EXERCISE DETAILS
Determine how many lines contain the string "title", then reply with that figure only.

[Data items]
####

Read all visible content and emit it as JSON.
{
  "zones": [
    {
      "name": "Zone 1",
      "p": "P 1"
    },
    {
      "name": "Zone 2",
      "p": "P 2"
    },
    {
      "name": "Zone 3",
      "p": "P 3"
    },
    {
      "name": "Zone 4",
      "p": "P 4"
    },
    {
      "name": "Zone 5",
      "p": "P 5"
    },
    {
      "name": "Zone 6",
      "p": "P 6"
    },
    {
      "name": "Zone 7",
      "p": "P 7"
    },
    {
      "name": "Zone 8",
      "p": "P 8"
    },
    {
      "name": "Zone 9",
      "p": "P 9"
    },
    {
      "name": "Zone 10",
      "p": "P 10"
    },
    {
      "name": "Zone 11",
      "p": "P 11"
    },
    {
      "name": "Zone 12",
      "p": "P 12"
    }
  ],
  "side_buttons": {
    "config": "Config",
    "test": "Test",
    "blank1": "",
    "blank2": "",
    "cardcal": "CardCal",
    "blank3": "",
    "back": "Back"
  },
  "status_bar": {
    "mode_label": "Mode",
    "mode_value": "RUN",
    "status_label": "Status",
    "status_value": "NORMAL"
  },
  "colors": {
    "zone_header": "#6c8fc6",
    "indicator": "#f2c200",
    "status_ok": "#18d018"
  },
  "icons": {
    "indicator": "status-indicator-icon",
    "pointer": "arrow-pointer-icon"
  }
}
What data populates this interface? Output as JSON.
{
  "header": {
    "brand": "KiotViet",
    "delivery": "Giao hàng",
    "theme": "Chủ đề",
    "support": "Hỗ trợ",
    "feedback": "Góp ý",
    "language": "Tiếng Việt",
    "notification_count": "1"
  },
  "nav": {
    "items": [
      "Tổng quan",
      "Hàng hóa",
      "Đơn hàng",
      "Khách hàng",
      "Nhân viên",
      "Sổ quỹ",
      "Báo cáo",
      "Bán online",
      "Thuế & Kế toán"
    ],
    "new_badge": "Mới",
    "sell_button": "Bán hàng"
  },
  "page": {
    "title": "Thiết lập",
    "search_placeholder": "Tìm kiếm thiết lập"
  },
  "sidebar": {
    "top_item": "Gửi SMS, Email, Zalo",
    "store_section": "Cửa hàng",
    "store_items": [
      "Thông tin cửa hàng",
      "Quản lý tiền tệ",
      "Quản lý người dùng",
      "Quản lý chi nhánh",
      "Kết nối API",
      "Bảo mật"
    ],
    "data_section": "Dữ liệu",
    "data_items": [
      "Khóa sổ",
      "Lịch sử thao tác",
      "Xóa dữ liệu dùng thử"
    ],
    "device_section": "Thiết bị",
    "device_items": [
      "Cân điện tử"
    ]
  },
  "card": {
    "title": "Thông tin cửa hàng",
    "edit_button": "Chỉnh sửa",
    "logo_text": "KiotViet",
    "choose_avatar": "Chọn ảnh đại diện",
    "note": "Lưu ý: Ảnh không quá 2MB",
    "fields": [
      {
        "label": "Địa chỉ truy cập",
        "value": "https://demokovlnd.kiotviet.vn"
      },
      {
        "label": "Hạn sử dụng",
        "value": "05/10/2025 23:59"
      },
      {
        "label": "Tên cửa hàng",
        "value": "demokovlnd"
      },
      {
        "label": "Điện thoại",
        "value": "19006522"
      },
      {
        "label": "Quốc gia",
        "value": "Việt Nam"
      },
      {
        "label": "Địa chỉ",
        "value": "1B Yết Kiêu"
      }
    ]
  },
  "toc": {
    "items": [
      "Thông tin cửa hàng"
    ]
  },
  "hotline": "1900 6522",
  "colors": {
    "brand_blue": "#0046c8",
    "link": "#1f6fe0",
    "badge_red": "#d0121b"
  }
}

####

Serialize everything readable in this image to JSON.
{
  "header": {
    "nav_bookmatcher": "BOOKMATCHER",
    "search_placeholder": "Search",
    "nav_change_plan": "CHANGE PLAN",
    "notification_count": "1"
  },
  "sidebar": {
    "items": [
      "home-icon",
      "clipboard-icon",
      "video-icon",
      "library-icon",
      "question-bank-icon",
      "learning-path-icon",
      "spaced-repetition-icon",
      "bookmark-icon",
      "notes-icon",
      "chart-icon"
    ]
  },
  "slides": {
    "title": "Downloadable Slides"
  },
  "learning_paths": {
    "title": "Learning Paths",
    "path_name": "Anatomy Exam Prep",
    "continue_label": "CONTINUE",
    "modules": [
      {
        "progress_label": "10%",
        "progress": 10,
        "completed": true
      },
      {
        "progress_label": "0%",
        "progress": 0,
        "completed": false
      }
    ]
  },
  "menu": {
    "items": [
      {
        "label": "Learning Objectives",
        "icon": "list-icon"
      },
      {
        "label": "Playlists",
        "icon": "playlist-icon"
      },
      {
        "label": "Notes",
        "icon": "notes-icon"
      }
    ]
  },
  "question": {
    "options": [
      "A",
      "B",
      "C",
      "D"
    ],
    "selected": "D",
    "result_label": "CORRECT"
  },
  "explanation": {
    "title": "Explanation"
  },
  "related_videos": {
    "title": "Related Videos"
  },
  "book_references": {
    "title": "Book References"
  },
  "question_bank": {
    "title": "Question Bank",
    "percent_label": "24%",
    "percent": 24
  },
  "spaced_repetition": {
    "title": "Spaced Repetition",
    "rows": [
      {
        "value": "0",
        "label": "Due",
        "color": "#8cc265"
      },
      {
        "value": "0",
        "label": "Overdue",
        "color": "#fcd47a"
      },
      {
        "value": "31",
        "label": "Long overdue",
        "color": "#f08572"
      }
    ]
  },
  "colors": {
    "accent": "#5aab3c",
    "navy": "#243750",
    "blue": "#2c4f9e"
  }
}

####

TASK ANSWER
9